-- Begin --

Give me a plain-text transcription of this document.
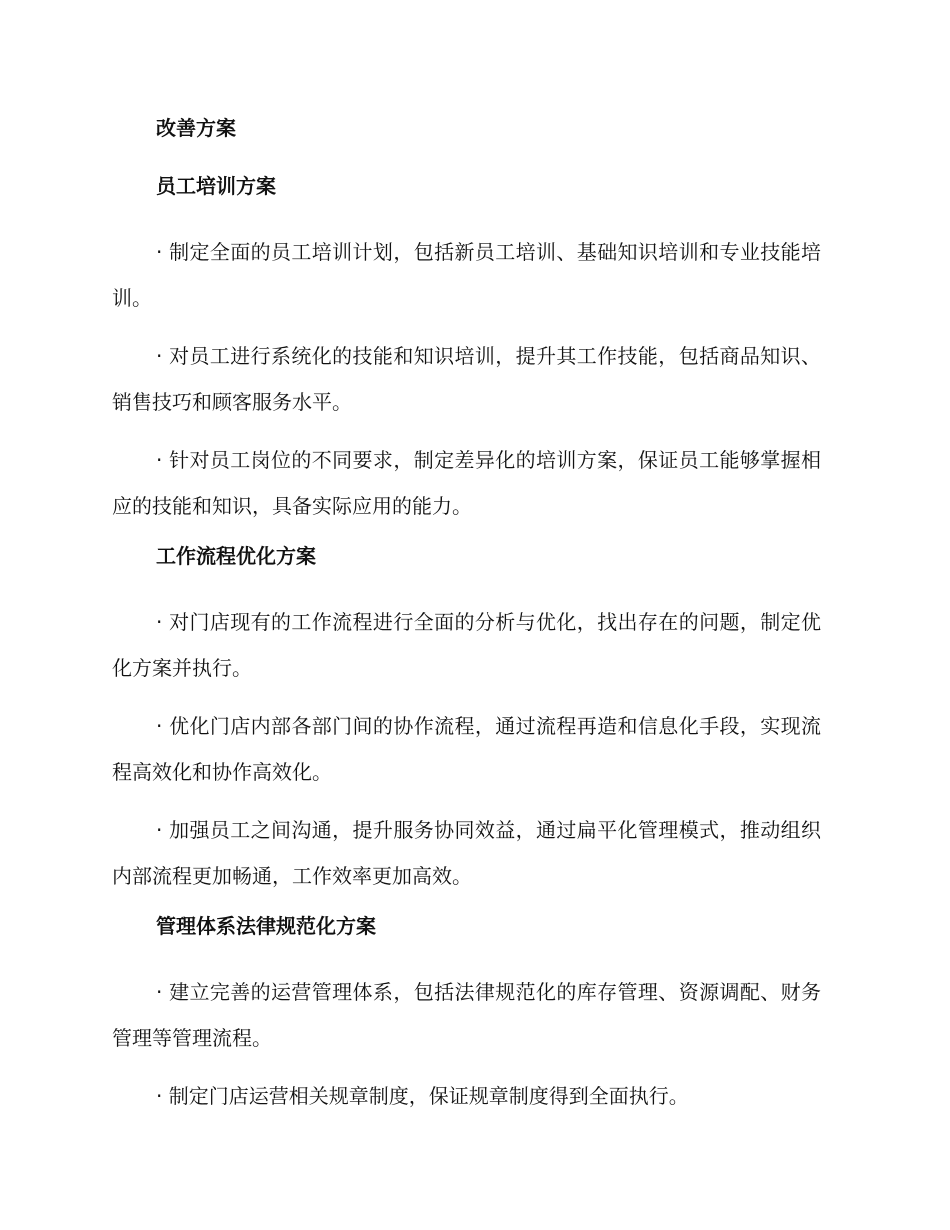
改善方案
员工培训方案

· 制定全面的员工培训计划，包括新员工培训、基础知识培训和专业技能培训。

· 对员工进行系统化的技能和知识培训，提升其工作技能，包括商品知识、销售技巧和顾客服务水平。

· 针对员工岗位的不同要求，制定差异化的培训方案，保证员工能够掌握相应的技能和知识，具备实际应用的能力。

工作流程优化方案

· 对门店现有的工作流程进行全面的分析与优化，找出存在的问题，制定优化方案并执行。

· 优化门店内部各部门间的协作流程，通过流程再造和信息化手段，实现流程高效化和协作高效化。

· 加强员工之间沟通，提升服务协同效益，通过扁平化管理模式，推动组织内部流程更加畅通，工作效率更加高效。

管理体系法律规范化方案

· 建立完善的运营管理体系，包括法律规范化的库存管理、资源调配、财务管理等管理流程。

· 制定门店运营相关规章制度，保证规章制度得到全面执行。
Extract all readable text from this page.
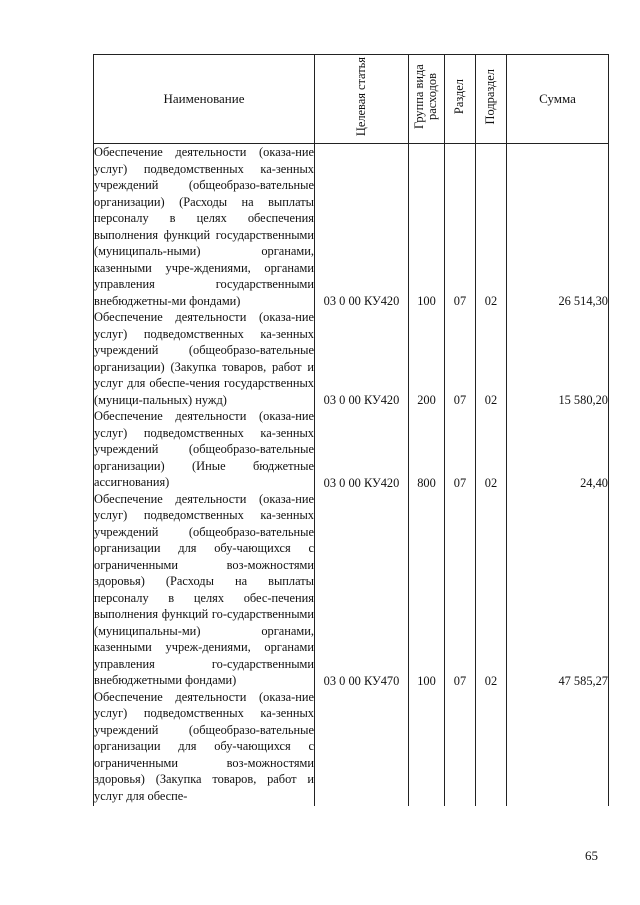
Наименование	Целевая статья	Группа вида расходов	Раздел	Подраздел	Сумма
Обеспечение деятельности (оказа-ние услуг) подведомственных ка-зенных учреждений (общеобразо-вательные организации) (Расходы на выплаты персоналу в целях обеспечения выполнения функций государственными (муниципаль-ными) органами, казенными учре-ждениями, органами управления государственными внебюджетны-ми фондами)	03 0 00 КУ420	100	07	02	26 514,30
Обеспечение деятельности (оказа-ние услуг) подведомственных ка-зенных учреждений (общеобразо-вательные организации) (Закупка товаров, работ и услуг для обеспе-чения государственных (муници-пальных) нужд)	03 0 00 КУ420	200	07	02	15 580,20
Обеспечение деятельности (оказа-ние услуг) подведомственных ка-зенных учреждений (общеобразо-вательные организации) (Иные бюджетные ассигнования)	03 0 00 КУ420	800	07	02	24,40
Обеспечение деятельности (оказа-ние услуг) подведомственных ка-зенных учреждений (общеобразо-вательные организации для обу-чающихся с ограниченными воз-можностями здоровья) (Расходы на выплаты персоналу в целях обес-печения выполнения функций го-сударственными (муниципальны-ми) органами, казенными учреж-дениями, органами управления го-сударственными внебюджетными фондами)	03 0 00 КУ470	100	07	02	47 585,27
Обеспечение деятельности (оказа-ние услуг) подведомственных ка-зенных учреждений (общеобразо-вательные организации для обу-чающихся с ограниченными воз-можностями здоровья) (Закупка товаров, работ и услуг для обеспе-					
65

-- End --

### [WHAT NEEDS TO BE DONE]
Reproduce every record above exactly, but leave out the pictures.

### [ANSWER FOR THE TASK]
Give me a plain-text transcription of this document.
改善方案
员工培训方案

· 制定全面的员工培训计划，包括新员工培训、基础知识培训和专业技能培训。

· 对员工进行系统化的技能和知识培训，提升其工作技能，包括商品知识、销售技巧和顾客服务水平。

· 针对员工岗位的不同要求，制定差异化的培训方案，保证员工能够掌握相应的技能和知识，具备实际应用的能力。

工作流程优化方案

· 对门店现有的工作流程进行全面的分析与优化，找出存在的问题，制定优化方案并执行。

· 优化门店内部各部门间的协作流程，通过流程再造和信息化手段，实现流程高效化和协作高效化。

· 加强员工之间沟通，提升服务协同效益，通过扁平化管理模式，推动组织内部流程更加畅通，工作效率更加高效。

管理体系法律规范化方案

· 建立完善的运营管理体系，包括法律规范化的库存管理、资源调配、财务管理等管理流程。

· 制定门店运营相关规章制度，保证规章制度得到全面执行。
Extract all readable text from this page.
Наименование	Целевая статья	Группа вида расходов	Раздел	Подраздел	Сумма
Обеспечение деятельности (оказа-ние услуг) подведомственных ка-зенных учреждений (общеобразо-вательные организации) (Расходы на выплаты персоналу в целях обеспечения выполнения функций государственными (муниципаль-ными) органами, казенными учре-ждениями, органами управления государственными внебюджетны-ми фондами)	03 0 00 КУ420	100	07	02	26 514,30
Обеспечение деятельности (оказа-ние услуг) подведомственных ка-зенных учреждений (общеобразо-вательные организации) (Закупка товаров, работ и услуг для обеспе-чения государственных (муници-пальных) нужд)	03 0 00 КУ420	200	07	02	15 580,20
Обеспечение деятельности (оказа-ние услуг) подведомственных ка-зенных учреждений (общеобразо-вательные организации) (Иные бюджетные ассигнования)	03 0 00 КУ420	800	07	02	24,40
Обеспечение деятельности (оказа-ние услуг) подведомственных ка-зенных учреждений (общеобразо-вательные организации для обу-чающихся с ограниченными воз-можностями здоровья) (Расходы на выплаты персоналу в целях обес-печения выполнения функций го-сударственными (муниципальны-ми) органами, казенными учреж-дениями, органами управления го-сударственными внебюджетными фондами)	03 0 00 КУ470	100	07	02	47 585,27
Обеспечение деятельности (оказа-ние услуг) подведомственных ка-зенных учреждений (общеобразо-вательные организации для обу-чающихся с ограниченными воз-можностями здоровья) (Закупка товаров, работ и услуг для обеспе-					
65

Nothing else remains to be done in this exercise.